▶ _EXTRACTED DATA_:

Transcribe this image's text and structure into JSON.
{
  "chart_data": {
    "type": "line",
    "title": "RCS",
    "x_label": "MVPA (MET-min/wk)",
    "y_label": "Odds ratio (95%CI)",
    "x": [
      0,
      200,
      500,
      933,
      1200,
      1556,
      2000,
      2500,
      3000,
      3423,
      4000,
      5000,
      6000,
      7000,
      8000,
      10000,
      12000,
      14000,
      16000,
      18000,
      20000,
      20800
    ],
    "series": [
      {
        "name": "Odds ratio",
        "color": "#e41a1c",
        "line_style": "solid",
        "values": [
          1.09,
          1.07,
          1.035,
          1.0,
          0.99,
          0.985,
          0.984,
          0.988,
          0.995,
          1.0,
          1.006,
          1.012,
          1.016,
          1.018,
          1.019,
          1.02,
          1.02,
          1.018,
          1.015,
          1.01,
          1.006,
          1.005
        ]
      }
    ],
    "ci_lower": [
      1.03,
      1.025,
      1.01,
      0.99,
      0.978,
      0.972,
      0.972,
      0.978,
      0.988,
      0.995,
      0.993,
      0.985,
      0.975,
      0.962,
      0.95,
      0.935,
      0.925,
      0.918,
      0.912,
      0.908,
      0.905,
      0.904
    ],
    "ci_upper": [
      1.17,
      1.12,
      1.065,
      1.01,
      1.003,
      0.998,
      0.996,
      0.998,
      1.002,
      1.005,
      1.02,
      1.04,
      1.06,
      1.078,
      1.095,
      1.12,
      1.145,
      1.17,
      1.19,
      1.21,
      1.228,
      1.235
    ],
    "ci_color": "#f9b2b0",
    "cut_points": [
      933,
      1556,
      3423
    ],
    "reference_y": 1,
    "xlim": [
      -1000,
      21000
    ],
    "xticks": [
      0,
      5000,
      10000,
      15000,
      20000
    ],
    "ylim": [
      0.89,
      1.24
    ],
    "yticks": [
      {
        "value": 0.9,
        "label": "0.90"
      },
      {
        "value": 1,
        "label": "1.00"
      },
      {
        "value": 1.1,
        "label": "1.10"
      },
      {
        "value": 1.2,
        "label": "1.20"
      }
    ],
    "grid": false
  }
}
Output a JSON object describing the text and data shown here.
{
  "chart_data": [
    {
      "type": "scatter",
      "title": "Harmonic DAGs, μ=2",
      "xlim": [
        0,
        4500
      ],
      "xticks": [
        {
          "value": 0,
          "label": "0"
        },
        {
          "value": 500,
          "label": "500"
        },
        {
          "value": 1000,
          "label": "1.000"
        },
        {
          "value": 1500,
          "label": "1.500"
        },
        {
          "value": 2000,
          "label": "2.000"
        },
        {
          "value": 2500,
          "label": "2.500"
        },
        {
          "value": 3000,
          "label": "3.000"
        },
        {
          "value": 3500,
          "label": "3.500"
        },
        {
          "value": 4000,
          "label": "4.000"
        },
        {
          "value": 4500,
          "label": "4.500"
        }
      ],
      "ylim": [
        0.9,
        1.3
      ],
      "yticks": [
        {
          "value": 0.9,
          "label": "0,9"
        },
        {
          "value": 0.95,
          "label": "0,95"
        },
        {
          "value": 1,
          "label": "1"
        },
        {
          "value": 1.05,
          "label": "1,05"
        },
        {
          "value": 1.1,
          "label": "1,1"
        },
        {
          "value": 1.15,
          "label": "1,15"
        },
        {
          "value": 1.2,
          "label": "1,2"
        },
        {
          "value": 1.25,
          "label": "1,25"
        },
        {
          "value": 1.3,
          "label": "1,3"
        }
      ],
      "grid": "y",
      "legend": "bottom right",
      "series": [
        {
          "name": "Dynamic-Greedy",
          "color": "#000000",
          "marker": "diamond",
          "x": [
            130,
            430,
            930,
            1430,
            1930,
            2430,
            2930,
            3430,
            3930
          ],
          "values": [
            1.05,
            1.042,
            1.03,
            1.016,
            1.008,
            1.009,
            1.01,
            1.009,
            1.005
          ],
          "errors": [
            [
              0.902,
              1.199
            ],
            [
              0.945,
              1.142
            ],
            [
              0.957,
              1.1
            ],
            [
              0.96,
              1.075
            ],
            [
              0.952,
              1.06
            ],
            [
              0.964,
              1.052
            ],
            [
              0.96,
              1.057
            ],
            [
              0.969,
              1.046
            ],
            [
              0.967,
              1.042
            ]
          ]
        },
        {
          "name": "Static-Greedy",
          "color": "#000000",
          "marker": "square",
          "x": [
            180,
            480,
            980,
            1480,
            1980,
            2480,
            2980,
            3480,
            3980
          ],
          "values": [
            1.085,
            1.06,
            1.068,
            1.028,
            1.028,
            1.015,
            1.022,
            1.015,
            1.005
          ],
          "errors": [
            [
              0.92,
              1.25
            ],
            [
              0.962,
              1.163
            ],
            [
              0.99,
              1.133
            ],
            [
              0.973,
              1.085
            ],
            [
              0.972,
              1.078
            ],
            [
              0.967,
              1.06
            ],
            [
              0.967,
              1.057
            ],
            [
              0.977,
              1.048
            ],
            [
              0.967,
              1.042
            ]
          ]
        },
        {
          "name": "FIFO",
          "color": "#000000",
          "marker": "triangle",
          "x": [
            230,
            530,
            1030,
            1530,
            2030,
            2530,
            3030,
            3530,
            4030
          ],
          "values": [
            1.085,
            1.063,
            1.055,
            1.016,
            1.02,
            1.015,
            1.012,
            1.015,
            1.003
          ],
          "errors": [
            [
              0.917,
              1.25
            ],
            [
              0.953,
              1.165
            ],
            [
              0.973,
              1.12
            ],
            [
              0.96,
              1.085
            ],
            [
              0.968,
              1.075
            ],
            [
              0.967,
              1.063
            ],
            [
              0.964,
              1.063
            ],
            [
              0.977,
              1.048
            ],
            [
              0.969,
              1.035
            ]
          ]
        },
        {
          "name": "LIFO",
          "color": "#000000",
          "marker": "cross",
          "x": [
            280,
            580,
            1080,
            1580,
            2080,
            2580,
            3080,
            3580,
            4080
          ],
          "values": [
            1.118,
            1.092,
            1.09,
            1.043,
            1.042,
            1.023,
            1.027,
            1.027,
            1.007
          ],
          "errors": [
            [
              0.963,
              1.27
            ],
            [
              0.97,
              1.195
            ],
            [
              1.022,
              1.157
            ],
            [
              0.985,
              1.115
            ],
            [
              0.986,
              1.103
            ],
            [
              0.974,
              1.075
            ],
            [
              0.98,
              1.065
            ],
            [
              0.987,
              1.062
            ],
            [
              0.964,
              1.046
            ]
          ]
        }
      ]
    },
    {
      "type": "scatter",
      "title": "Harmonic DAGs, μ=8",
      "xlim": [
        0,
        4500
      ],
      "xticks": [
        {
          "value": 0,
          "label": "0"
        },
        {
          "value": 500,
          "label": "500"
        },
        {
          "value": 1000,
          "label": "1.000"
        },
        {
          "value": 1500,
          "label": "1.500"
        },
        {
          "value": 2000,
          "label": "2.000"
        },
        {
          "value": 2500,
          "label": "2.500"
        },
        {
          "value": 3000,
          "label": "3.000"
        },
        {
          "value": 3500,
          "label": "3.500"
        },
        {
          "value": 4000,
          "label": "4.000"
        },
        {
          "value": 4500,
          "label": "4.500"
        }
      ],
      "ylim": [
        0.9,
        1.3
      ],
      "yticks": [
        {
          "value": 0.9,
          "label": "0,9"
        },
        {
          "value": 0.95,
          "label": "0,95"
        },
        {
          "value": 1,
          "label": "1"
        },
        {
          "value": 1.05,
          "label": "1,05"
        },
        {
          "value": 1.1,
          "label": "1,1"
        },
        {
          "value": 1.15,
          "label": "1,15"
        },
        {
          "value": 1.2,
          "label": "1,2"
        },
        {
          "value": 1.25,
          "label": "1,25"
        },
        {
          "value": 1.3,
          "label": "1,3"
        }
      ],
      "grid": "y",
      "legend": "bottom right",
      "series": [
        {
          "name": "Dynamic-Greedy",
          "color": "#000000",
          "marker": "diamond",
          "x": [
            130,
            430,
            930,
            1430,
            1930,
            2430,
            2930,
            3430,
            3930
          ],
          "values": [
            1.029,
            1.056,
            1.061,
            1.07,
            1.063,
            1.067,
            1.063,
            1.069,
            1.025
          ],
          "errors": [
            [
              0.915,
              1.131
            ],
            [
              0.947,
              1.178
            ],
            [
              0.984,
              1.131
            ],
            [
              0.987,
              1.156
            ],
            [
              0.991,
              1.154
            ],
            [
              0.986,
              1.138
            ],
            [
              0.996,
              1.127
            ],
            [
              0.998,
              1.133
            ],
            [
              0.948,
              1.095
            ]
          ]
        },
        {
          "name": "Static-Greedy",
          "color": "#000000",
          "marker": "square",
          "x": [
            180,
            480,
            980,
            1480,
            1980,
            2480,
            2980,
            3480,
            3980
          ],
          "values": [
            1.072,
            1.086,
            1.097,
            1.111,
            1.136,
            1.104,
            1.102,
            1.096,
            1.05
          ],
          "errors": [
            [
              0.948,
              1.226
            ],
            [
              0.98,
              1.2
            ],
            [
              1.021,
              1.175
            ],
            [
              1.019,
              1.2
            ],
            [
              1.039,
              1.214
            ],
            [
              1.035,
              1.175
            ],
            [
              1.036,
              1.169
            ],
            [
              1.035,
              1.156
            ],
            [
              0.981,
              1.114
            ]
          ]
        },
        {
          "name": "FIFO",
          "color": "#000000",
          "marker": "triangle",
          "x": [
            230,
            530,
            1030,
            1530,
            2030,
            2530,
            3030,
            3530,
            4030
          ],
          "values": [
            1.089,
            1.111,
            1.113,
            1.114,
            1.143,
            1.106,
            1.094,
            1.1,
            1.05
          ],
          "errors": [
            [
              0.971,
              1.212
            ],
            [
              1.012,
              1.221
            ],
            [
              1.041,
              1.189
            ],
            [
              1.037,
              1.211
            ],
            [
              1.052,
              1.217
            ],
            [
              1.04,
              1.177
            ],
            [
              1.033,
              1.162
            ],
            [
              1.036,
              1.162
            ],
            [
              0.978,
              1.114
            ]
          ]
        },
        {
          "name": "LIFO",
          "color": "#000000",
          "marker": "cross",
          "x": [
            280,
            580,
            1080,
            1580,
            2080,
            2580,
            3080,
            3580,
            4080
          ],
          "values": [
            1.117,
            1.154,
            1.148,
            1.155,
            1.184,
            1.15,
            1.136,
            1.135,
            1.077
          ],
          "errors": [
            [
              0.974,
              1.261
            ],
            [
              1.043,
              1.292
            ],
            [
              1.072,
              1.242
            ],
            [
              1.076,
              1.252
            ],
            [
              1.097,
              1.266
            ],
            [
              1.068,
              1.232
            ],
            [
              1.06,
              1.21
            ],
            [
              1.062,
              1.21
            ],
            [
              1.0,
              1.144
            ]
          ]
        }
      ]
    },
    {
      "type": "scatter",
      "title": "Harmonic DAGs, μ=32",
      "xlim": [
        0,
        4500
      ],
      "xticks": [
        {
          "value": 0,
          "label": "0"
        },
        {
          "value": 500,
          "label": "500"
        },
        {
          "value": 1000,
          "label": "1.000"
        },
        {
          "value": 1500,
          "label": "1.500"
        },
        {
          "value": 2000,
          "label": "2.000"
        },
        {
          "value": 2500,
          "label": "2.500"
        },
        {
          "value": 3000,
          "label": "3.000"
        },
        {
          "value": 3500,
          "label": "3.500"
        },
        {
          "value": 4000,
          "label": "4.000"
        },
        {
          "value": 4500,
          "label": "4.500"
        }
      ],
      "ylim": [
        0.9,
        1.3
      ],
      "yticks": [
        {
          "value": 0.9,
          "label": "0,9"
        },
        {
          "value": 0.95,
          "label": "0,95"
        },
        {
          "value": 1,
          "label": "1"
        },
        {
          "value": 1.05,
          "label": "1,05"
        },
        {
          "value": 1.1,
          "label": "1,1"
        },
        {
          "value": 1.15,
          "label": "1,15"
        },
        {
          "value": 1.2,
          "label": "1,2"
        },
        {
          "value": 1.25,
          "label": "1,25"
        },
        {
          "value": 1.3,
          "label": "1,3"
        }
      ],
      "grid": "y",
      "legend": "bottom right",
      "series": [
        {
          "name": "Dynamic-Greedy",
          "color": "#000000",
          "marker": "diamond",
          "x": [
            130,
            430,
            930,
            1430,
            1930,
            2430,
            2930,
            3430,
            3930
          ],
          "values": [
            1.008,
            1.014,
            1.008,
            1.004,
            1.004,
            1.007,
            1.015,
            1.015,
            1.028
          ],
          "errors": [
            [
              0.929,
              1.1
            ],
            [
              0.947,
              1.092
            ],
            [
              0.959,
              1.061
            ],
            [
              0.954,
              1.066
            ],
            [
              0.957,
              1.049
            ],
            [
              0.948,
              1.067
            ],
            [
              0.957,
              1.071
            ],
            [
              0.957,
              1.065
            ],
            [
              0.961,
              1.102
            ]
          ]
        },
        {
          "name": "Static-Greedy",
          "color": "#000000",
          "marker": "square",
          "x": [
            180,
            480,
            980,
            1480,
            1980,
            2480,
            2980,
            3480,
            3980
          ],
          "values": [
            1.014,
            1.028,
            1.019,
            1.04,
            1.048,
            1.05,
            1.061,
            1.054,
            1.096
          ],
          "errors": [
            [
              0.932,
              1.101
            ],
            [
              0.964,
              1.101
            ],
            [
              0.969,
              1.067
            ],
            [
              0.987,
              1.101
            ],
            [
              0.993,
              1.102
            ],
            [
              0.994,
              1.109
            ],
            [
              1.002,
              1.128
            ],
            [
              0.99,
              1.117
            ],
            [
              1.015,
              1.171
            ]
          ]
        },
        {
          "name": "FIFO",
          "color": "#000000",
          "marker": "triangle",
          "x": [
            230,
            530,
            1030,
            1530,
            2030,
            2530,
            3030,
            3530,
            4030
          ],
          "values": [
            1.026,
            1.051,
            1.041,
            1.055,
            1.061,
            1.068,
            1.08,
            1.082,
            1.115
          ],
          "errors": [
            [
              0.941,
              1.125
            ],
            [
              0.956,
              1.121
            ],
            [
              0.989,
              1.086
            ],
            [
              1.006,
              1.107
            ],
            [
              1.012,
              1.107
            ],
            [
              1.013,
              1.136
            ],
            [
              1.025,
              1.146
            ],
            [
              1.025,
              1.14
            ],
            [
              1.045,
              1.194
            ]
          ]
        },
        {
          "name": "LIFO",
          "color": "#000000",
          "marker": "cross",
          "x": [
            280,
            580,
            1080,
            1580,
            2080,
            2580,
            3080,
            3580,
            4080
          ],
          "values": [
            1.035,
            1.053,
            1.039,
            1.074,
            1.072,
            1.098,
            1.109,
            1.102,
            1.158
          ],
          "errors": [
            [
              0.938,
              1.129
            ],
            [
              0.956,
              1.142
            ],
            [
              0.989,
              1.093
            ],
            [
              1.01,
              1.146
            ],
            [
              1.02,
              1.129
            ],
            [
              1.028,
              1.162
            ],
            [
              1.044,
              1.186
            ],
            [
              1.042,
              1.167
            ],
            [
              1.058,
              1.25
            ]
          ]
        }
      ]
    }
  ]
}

▶ _EXERCISE INSTRUCTIONS_: Take each line containing the string "Odds" and copy it out.

▶ _TASK SOLUTION_:
    "y_label": "Odds ratio (95%CI)",
        "name": "Odds ratio",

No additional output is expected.